# TASK TO COMPLETE:
Find the lines with the string "this" and return them.

# SUPPLIED ENTRIES:
- - -
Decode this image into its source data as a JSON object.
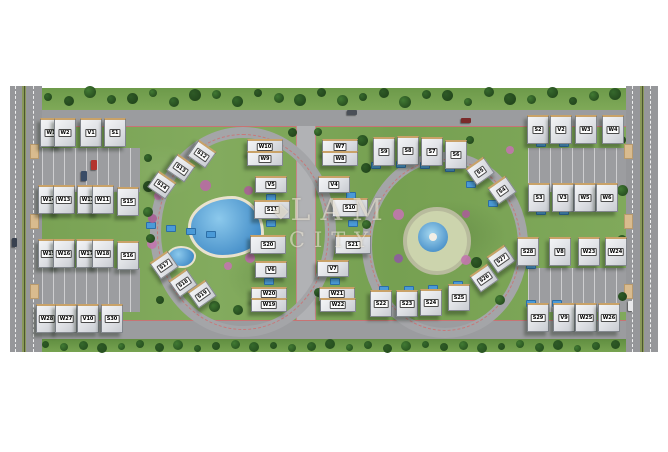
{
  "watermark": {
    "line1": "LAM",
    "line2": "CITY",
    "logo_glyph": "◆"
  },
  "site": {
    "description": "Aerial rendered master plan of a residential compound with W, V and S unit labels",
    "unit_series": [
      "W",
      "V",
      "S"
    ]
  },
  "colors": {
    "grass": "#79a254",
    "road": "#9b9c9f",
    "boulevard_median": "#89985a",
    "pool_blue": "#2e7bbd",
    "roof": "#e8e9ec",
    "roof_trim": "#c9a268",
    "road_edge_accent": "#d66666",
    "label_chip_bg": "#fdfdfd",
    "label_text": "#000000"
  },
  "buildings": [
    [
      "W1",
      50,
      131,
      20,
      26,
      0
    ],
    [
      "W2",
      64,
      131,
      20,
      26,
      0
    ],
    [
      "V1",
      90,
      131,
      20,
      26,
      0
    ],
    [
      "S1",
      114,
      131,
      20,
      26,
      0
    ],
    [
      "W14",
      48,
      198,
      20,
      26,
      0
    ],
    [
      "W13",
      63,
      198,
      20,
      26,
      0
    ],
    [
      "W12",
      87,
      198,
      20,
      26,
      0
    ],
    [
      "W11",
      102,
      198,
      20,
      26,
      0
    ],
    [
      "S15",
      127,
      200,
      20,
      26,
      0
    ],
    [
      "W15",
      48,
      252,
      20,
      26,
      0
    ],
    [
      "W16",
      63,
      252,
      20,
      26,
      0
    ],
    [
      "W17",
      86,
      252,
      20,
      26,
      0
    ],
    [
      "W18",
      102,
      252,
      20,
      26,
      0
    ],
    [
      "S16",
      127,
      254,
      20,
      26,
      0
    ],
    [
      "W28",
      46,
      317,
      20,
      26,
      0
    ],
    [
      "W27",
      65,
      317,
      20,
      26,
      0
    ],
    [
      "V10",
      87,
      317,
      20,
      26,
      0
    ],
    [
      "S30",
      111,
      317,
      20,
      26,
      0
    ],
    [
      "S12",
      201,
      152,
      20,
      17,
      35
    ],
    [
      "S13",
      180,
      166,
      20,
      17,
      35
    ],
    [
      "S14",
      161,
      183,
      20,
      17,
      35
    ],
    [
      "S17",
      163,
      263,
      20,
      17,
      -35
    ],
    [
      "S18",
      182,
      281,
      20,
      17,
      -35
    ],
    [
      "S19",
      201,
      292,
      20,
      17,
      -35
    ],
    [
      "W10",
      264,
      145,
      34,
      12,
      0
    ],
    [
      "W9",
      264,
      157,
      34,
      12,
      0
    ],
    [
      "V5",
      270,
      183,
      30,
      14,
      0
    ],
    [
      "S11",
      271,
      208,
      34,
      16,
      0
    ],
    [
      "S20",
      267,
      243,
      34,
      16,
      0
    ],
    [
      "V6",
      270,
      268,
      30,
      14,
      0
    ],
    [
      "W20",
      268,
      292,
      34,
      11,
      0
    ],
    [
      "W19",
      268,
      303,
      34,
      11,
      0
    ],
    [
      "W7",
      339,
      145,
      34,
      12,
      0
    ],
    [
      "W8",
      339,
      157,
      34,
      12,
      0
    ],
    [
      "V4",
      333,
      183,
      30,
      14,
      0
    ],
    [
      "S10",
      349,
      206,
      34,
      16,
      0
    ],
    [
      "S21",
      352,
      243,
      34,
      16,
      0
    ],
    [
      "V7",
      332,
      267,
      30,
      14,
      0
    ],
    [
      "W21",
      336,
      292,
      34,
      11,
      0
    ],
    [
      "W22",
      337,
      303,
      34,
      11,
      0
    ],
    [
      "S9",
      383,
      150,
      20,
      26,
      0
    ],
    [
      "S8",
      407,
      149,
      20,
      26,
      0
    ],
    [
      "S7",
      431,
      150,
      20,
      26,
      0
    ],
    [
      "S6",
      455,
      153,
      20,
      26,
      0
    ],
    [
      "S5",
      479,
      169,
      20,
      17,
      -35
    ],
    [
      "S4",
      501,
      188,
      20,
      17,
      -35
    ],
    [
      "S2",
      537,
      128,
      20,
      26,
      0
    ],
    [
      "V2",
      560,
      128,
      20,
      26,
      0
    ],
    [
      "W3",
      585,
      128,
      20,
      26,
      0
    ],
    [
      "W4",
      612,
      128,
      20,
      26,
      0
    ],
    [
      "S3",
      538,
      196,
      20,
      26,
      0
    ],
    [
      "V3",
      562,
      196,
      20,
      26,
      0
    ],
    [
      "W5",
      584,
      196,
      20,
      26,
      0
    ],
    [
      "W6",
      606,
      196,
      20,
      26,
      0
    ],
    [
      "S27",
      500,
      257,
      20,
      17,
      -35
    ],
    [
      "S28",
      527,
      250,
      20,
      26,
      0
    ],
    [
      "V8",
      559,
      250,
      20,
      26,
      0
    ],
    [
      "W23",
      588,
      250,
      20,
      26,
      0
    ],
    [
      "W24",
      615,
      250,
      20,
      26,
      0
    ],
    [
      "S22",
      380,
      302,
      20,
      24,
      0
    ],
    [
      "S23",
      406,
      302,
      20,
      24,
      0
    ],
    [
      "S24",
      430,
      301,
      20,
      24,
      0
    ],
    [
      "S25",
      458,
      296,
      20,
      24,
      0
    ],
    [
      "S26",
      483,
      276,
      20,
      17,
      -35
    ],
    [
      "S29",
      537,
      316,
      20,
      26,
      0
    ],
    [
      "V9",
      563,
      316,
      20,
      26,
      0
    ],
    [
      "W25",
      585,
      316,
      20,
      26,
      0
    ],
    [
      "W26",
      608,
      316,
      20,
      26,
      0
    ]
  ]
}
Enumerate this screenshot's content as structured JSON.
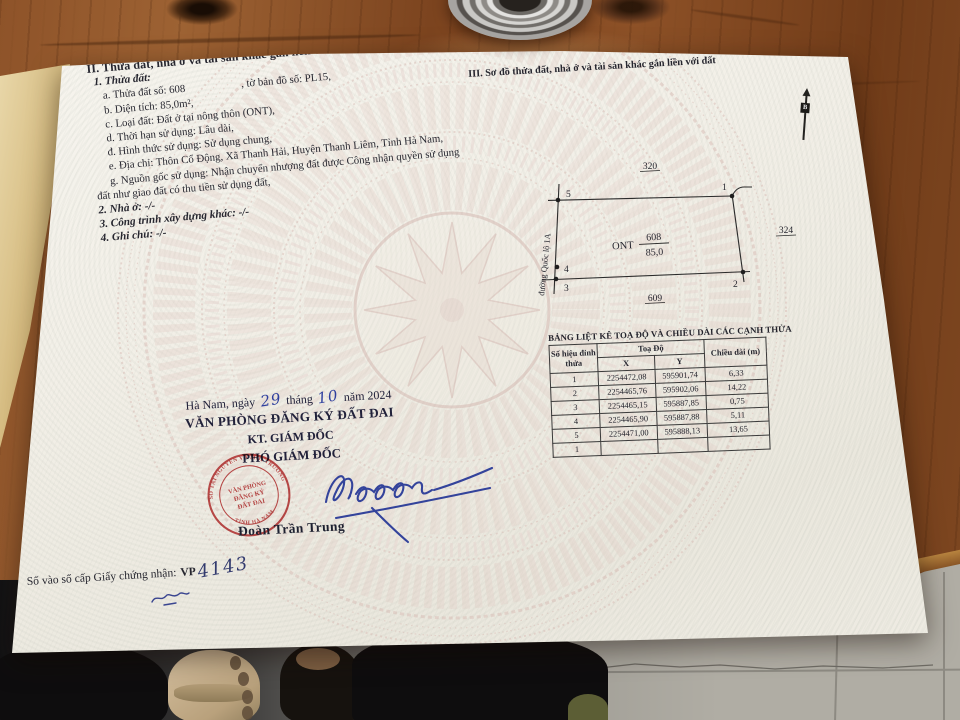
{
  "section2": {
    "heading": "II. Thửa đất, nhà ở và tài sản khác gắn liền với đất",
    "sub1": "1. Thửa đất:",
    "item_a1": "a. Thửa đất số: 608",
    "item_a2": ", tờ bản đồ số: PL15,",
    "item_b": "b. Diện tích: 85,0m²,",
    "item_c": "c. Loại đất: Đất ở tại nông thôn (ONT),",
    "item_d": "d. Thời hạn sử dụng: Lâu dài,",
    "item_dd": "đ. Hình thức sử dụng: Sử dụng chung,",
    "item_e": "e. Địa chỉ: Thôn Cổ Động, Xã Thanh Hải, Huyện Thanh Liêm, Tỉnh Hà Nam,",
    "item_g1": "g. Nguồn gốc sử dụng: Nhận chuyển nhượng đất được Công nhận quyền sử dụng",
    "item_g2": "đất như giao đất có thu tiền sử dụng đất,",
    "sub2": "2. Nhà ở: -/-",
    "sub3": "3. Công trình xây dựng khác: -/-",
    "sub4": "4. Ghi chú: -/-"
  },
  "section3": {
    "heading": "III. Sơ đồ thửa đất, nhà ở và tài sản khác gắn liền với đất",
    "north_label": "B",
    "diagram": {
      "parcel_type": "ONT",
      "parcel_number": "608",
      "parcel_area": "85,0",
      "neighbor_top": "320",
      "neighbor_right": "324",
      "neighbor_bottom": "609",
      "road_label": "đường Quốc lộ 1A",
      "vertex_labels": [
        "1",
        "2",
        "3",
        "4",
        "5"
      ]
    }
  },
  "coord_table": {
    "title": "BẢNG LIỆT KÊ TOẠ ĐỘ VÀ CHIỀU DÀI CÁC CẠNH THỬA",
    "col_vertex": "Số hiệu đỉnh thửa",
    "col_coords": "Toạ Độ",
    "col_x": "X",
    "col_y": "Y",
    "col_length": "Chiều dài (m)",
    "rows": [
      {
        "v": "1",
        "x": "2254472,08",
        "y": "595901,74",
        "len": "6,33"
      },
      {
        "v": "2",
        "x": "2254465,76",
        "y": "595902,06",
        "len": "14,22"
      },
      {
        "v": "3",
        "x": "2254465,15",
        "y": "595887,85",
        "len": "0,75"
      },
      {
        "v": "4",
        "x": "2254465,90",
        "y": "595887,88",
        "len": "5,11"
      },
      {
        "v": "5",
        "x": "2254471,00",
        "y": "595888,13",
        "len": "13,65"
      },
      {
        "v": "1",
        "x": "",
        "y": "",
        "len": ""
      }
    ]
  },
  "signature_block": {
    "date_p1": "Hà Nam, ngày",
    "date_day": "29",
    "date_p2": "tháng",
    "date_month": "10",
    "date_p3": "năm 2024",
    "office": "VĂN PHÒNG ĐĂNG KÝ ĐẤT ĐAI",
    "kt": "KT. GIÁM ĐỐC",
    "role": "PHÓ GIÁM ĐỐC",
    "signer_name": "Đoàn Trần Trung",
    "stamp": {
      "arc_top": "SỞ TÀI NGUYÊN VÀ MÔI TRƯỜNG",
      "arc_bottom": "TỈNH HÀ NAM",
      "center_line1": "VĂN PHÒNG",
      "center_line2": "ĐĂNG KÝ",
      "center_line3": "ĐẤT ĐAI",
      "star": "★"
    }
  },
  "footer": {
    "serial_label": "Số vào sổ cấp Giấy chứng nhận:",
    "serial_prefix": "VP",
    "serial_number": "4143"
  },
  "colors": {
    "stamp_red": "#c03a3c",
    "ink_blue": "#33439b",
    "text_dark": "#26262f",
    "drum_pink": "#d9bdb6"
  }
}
- - -
# TASK RESPONSE:
Decode this image into its source data as a JSON object.
Enumerate this screenshot's content as structured JSON.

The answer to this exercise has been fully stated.